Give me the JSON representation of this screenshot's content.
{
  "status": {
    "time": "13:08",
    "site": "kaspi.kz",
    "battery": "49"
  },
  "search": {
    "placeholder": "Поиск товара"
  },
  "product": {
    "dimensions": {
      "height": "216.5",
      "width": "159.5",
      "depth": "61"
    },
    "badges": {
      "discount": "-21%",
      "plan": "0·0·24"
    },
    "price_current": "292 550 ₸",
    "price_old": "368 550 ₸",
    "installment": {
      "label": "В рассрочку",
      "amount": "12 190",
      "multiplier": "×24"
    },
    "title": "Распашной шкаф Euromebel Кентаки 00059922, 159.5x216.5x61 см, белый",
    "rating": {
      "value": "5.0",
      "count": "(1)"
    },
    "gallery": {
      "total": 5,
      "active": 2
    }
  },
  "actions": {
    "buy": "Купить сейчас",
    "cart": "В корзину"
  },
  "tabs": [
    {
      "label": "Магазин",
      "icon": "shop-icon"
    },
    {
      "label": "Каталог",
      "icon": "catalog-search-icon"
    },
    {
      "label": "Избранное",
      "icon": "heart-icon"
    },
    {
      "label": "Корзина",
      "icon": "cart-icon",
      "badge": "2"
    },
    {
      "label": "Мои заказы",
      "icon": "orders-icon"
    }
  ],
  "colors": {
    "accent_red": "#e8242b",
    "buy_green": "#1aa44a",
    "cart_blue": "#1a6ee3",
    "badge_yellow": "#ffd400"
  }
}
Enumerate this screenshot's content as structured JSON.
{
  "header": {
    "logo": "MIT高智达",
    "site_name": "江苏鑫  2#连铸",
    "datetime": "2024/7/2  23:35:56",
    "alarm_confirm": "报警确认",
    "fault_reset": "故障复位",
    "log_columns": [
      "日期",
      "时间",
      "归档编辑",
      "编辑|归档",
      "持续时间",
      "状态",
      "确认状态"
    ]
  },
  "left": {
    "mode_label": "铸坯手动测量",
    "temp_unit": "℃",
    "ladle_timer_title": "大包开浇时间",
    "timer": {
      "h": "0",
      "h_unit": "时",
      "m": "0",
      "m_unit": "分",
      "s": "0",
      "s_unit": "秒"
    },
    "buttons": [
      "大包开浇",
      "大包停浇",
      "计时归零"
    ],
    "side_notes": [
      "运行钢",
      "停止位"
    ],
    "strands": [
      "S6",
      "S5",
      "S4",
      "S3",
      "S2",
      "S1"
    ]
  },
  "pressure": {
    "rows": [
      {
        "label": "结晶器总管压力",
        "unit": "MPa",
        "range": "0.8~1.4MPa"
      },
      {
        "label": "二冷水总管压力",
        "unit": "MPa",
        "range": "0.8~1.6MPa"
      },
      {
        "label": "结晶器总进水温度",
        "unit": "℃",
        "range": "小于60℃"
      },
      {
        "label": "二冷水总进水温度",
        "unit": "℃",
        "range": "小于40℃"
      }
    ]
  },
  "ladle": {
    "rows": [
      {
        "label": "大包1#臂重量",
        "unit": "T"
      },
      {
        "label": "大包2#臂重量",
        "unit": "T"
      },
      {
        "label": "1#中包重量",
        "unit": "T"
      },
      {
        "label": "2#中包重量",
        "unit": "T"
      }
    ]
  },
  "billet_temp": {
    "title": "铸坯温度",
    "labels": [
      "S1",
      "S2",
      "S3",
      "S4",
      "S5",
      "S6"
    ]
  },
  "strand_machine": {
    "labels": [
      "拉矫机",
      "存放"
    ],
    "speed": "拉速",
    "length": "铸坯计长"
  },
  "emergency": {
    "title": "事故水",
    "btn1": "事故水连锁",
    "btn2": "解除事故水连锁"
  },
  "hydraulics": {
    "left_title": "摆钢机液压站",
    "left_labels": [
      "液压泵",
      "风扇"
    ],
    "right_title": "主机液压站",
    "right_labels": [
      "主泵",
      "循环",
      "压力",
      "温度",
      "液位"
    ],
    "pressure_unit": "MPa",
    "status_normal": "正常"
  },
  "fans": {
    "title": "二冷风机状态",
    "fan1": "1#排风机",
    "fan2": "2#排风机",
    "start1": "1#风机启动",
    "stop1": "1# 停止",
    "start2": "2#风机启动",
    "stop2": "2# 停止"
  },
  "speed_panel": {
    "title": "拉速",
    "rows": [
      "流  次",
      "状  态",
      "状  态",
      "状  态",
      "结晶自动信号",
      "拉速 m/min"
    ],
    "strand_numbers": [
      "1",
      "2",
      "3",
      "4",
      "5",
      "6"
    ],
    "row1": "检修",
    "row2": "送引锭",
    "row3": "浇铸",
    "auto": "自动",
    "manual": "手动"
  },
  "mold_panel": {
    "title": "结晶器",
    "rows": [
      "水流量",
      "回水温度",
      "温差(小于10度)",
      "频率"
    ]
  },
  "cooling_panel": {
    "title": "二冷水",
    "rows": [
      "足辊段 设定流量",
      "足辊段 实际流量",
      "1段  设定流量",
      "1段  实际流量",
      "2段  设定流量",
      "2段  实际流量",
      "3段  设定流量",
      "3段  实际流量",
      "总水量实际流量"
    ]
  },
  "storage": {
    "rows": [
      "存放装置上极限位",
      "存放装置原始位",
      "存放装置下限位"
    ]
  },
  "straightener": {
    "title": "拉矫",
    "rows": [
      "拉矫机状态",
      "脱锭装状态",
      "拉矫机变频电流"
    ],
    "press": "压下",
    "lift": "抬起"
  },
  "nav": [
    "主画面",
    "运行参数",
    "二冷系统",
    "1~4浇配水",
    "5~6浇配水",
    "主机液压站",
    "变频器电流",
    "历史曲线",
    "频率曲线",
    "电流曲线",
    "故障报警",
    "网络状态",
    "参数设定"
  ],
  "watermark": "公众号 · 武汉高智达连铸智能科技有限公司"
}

#####

Print out every record again, exactly and in full.

**EXERCISE ANSWER**
Give me the JSON representation of this screenshot's content.
{
  "status": {
    "time": "13:08",
    "site": "kaspi.kz",
    "battery": "49"
  },
  "search": {
    "placeholder": "Поиск товара"
  },
  "product": {
    "dimensions": {
      "height": "216.5",
      "width": "159.5",
      "depth": "61"
    },
    "badges": {
      "discount": "-21%",
      "plan": "0·0·24"
    },
    "price_current": "292 550 ₸",
    "price_old": "368 550 ₸",
    "installment": {
      "label": "В рассрочку",
      "amount": "12 190",
      "multiplier": "×24"
    },
    "title": "Распашной шкаф Euromebel Кентаки 00059922, 159.5x216.5x61 см, белый",
    "rating": {
      "value": "5.0",
      "count": "(1)"
    },
    "gallery": {
      "total": 5,
      "active": 2
    }
  },
  "actions": {
    "buy": "Купить сейчас",
    "cart": "В корзину"
  },
  "tabs": [
    {
      "label": "Магазин",
      "icon": "shop-icon"
    },
    {
      "label": "Каталог",
      "icon": "catalog-search-icon"
    },
    {
      "label": "Избранное",
      "icon": "heart-icon"
    },
    {
      "label": "Корзина",
      "icon": "cart-icon",
      "badge": "2"
    },
    {
      "label": "Мои заказы",
      "icon": "orders-icon"
    }
  ],
  "colors": {
    "accent_red": "#e8242b",
    "buy_green": "#1aa44a",
    "cart_blue": "#1a6ee3",
    "badge_yellow": "#ffd400"
  }
}
Enumerate this screenshot's content as structured JSON.
{
  "header": {
    "logo": "MIT高智达",
    "site_name": "江苏鑫  2#连铸",
    "datetime": "2024/7/2  23:35:56",
    "alarm_confirm": "报警确认",
    "fault_reset": "故障复位",
    "log_columns": [
      "日期",
      "时间",
      "归档编辑",
      "编辑|归档",
      "持续时间",
      "状态",
      "确认状态"
    ]
  },
  "left": {
    "mode_label": "铸坯手动测量",
    "temp_unit": "℃",
    "ladle_timer_title": "大包开浇时间",
    "timer": {
      "h": "0",
      "h_unit": "时",
      "m": "0",
      "m_unit": "分",
      "s": "0",
      "s_unit": "秒"
    },
    "buttons": [
      "大包开浇",
      "大包停浇",
      "计时归零"
    ],
    "side_notes": [
      "运行钢",
      "停止位"
    ],
    "strands": [
      "S6",
      "S5",
      "S4",
      "S3",
      "S2",
      "S1"
    ]
  },
  "pressure": {
    "rows": [
      {
        "label": "结晶器总管压力",
        "unit": "MPa",
        "range": "0.8~1.4MPa"
      },
      {
        "label": "二冷水总管压力",
        "unit": "MPa",
        "range": "0.8~1.6MPa"
      },
      {
        "label": "结晶器总进水温度",
        "unit": "℃",
        "range": "小于60℃"
      },
      {
        "label": "二冷水总进水温度",
        "unit": "℃",
        "range": "小于40℃"
      }
    ]
  },
  "ladle": {
    "rows": [
      {
        "label": "大包1#臂重量",
        "unit": "T"
      },
      {
        "label": "大包2#臂重量",
        "unit": "T"
      },
      {
        "label": "1#中包重量",
        "unit": "T"
      },
      {
        "label": "2#中包重量",
        "unit": "T"
      }
    ]
  },
  "billet_temp": {
    "title": "铸坯温度",
    "labels": [
      "S1",
      "S2",
      "S3",
      "S4",
      "S5",
      "S6"
    ]
  },
  "strand_machine": {
    "labels": [
      "拉矫机",
      "存放"
    ],
    "speed": "拉速",
    "length": "铸坯计长"
  },
  "emergency": {
    "title": "事故水",
    "btn1": "事故水连锁",
    "btn2": "解除事故水连锁"
  },
  "hydraulics": {
    "left_title": "摆钢机液压站",
    "left_labels": [
      "液压泵",
      "风扇"
    ],
    "right_title": "主机液压站",
    "right_labels": [
      "主泵",
      "循环",
      "压力",
      "温度",
      "液位"
    ],
    "pressure_unit": "MPa",
    "status_normal": "正常"
  },
  "fans": {
    "title": "二冷风机状态",
    "fan1": "1#排风机",
    "fan2": "2#排风机",
    "start1": "1#风机启动",
    "stop1": "1# 停止",
    "start2": "2#风机启动",
    "stop2": "2# 停止"
  },
  "speed_panel": {
    "title": "拉速",
    "rows": [
      "流  次",
      "状  态",
      "状  态",
      "状  态",
      "结晶自动信号",
      "拉速 m/min"
    ],
    "strand_numbers": [
      "1",
      "2",
      "3",
      "4",
      "5",
      "6"
    ],
    "row1": "检修",
    "row2": "送引锭",
    "row3": "浇铸",
    "auto": "自动",
    "manual": "手动"
  },
  "mold_panel": {
    "title": "结晶器",
    "rows": [
      "水流量",
      "回水温度",
      "温差(小于10度)",
      "频率"
    ]
  },
  "cooling_panel": {
    "title": "二冷水",
    "rows": [
      "足辊段 设定流量",
      "足辊段 实际流量",
      "1段  设定流量",
      "1段  实际流量",
      "2段  设定流量",
      "2段  实际流量",
      "3段  设定流量",
      "3段  实际流量",
      "总水量实际流量"
    ]
  },
  "storage": {
    "rows": [
      "存放装置上极限位",
      "存放装置原始位",
      "存放装置下限位"
    ]
  },
  "straightener": {
    "title": "拉矫",
    "rows": [
      "拉矫机状态",
      "脱锭装状态",
      "拉矫机变频电流"
    ],
    "press": "压下",
    "lift": "抬起"
  },
  "nav": [
    "主画面",
    "运行参数",
    "二冷系统",
    "1~4浇配水",
    "5~6浇配水",
    "主机液压站",
    "变频器电流",
    "历史曲线",
    "频率曲线",
    "电流曲线",
    "故障报警",
    "网络状态",
    "参数设定"
  ],
  "watermark": "公众号 · 武汉高智达连铸智能科技有限公司"
}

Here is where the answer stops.